Answer with nothing but a number: how many lines include the word "back"?

Chart and figure data:
- - - - - - -
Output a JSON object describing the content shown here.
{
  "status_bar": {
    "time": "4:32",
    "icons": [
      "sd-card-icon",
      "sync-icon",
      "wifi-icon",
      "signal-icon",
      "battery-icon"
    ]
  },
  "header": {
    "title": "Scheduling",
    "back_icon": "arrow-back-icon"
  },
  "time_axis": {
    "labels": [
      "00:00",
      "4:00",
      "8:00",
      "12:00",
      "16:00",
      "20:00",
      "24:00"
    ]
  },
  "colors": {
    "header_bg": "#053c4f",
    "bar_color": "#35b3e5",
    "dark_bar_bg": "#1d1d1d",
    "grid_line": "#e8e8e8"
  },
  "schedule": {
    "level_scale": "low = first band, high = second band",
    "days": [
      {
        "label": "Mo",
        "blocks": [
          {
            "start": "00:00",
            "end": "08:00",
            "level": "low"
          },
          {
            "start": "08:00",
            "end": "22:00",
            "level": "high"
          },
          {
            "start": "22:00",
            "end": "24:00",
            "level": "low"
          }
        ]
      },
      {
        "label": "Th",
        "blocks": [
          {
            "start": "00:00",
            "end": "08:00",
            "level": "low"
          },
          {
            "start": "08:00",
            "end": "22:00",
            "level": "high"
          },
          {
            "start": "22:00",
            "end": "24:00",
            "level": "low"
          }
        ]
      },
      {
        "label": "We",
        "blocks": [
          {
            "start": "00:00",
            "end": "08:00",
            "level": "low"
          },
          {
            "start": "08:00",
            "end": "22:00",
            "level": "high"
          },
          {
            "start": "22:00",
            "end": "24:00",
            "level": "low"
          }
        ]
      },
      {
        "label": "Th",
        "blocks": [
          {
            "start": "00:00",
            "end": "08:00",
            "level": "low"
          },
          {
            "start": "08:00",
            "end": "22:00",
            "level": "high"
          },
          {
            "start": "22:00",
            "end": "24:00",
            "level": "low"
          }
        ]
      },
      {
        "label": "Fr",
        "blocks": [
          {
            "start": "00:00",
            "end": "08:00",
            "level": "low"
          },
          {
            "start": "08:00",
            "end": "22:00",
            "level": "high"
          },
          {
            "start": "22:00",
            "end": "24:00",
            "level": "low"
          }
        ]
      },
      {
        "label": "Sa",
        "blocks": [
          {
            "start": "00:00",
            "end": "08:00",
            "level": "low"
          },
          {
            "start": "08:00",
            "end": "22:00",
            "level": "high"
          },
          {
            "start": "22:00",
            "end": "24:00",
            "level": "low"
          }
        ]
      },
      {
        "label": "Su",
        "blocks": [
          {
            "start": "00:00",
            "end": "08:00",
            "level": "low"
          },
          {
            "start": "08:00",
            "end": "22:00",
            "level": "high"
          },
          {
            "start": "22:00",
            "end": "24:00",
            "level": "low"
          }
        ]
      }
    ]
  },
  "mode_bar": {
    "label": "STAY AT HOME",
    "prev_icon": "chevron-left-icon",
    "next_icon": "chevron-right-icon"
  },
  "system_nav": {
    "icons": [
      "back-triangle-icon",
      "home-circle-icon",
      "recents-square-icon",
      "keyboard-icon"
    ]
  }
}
- - - - - - -
__Response__. 2